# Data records
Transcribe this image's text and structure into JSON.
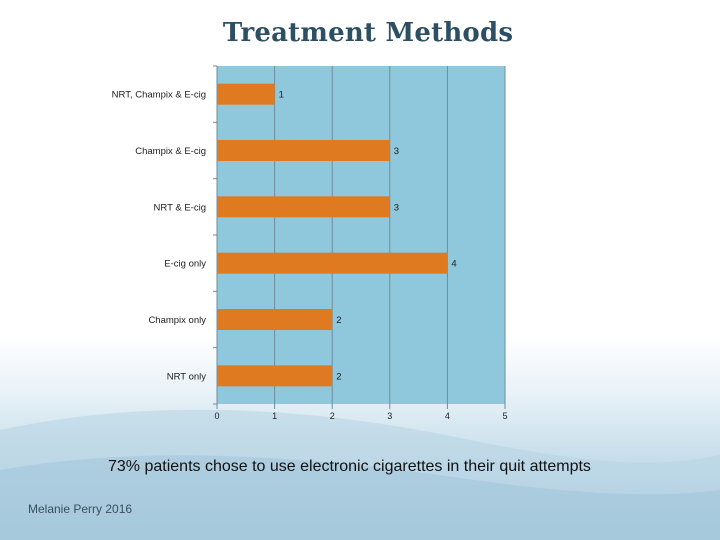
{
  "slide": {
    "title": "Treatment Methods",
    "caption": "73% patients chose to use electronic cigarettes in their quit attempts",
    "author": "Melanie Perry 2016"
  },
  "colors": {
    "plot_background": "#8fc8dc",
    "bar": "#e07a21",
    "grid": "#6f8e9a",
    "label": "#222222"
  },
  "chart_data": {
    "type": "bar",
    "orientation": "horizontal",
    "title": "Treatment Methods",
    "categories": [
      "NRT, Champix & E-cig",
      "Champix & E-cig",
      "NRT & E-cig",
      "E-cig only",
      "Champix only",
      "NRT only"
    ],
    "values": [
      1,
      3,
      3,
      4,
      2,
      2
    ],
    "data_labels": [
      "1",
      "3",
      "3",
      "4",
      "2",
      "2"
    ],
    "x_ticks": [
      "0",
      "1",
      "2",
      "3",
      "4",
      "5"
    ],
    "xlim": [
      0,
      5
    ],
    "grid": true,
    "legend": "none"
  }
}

---

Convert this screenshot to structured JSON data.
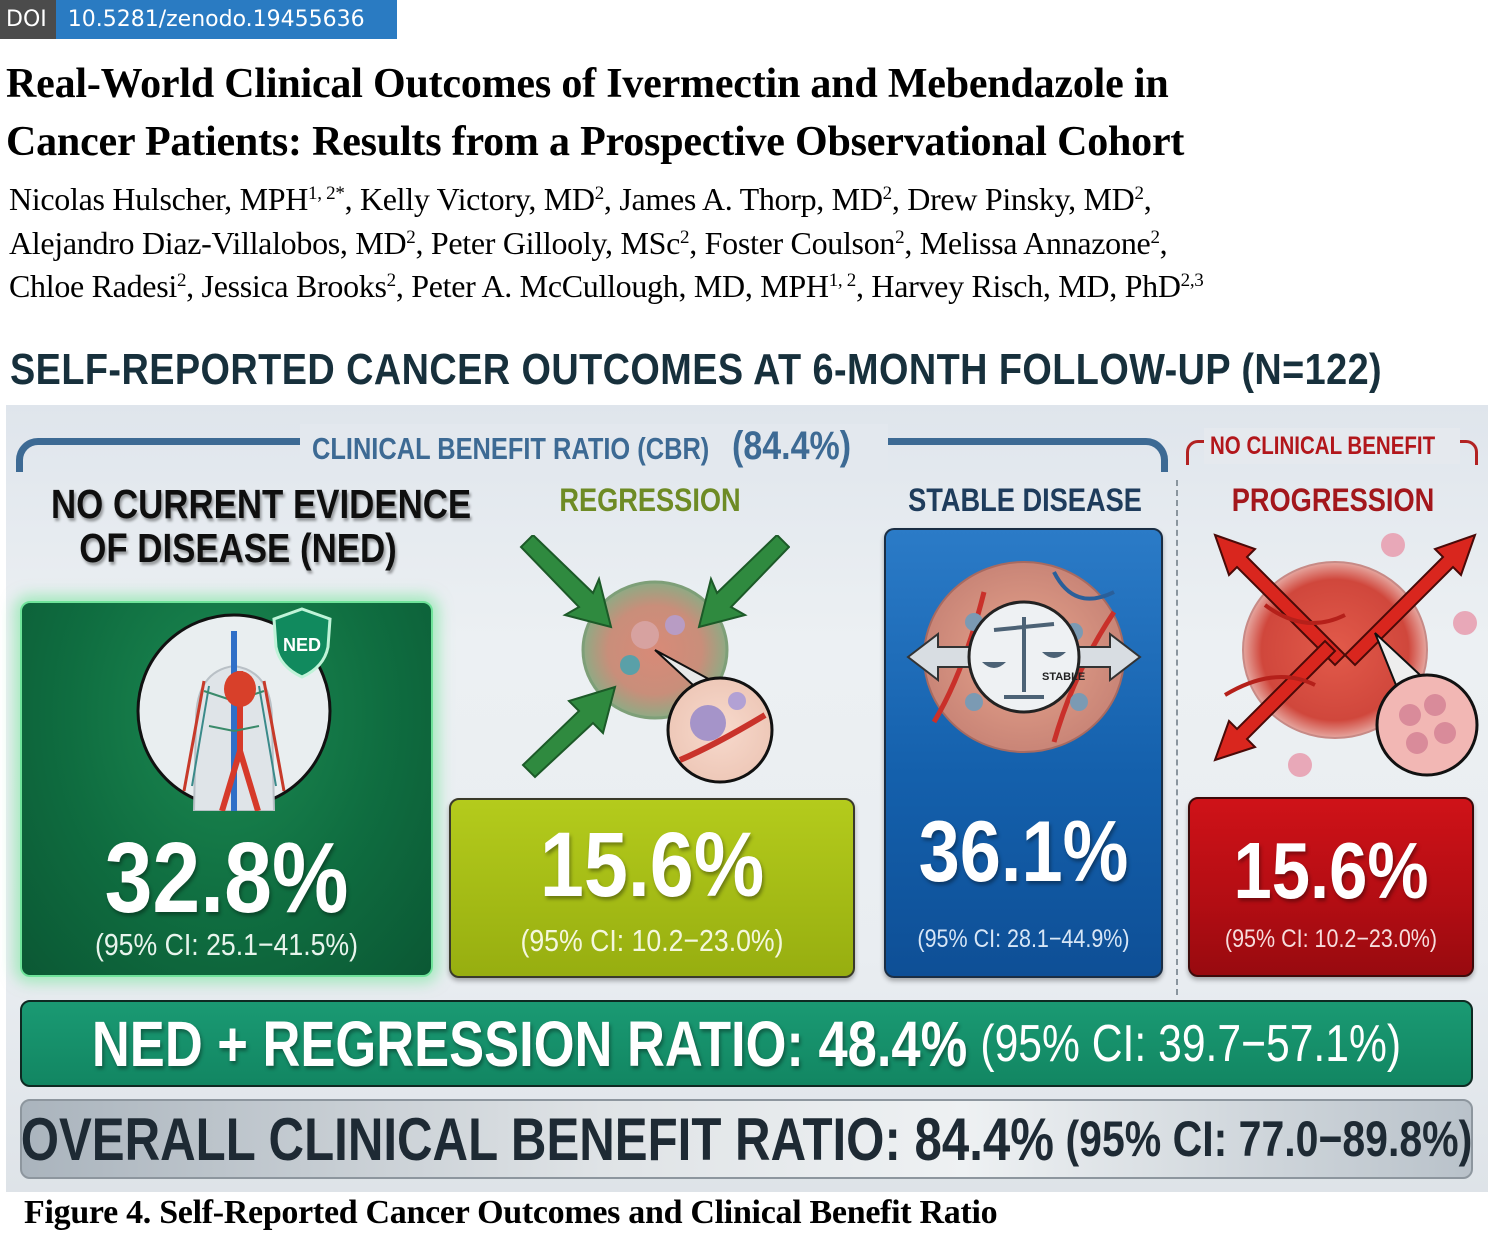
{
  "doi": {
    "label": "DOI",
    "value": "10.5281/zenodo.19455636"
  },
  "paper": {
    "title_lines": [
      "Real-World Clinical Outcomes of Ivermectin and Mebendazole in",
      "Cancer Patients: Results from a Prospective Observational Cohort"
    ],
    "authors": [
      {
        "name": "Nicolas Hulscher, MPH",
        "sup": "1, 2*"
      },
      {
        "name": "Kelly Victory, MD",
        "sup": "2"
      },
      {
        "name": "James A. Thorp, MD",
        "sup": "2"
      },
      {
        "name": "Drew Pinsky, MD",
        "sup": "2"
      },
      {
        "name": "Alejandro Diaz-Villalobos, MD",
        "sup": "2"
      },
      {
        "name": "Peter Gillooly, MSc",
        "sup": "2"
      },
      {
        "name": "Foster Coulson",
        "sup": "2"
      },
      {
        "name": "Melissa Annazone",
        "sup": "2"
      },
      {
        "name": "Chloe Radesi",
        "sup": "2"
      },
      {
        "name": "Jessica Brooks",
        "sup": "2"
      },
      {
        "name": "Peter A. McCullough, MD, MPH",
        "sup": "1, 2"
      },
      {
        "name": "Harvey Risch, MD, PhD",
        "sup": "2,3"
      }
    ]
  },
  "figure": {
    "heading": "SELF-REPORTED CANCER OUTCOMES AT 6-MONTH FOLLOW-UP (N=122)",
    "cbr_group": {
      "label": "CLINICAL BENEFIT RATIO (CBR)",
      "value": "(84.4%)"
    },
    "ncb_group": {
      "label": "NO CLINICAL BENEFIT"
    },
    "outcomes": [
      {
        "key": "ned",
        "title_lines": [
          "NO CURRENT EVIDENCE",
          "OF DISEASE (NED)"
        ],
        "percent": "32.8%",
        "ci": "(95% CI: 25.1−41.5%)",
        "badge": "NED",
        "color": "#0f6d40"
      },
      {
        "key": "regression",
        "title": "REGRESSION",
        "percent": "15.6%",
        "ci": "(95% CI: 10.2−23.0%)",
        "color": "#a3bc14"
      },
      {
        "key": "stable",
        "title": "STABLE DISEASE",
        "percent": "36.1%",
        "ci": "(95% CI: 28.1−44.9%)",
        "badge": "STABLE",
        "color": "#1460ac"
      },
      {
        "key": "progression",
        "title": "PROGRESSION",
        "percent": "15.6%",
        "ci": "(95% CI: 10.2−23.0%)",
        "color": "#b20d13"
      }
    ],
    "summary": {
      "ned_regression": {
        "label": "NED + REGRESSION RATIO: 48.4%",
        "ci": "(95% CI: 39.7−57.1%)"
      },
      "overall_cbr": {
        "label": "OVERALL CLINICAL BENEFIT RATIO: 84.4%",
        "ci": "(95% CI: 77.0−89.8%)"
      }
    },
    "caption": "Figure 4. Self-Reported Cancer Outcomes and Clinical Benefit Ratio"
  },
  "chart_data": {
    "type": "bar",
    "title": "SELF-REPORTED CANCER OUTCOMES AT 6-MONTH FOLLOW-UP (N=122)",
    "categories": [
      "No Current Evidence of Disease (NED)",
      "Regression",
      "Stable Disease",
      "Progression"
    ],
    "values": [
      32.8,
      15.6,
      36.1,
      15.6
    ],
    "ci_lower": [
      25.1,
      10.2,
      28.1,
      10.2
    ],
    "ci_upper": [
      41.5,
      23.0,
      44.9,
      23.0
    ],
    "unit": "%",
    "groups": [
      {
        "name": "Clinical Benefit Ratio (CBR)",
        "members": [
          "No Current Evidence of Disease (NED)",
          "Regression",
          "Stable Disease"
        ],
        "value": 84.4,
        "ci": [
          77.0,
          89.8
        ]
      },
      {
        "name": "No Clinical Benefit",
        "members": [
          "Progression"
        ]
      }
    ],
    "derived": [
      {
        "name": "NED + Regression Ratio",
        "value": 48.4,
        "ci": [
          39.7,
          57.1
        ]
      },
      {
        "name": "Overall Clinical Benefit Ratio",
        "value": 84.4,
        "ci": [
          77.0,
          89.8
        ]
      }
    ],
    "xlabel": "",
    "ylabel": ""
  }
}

# What this task involves
Search the data for the string "MONTH" and copy every line where it appears.

# Answer
    "heading": "SELF-REPORTED CANCER OUTCOMES AT 6-MONTH FOLLOW-UP (N=122)",
    "title": "SELF-REPORTED CANCER OUTCOMES AT 6-MONTH FOLLOW-UP (N=122)",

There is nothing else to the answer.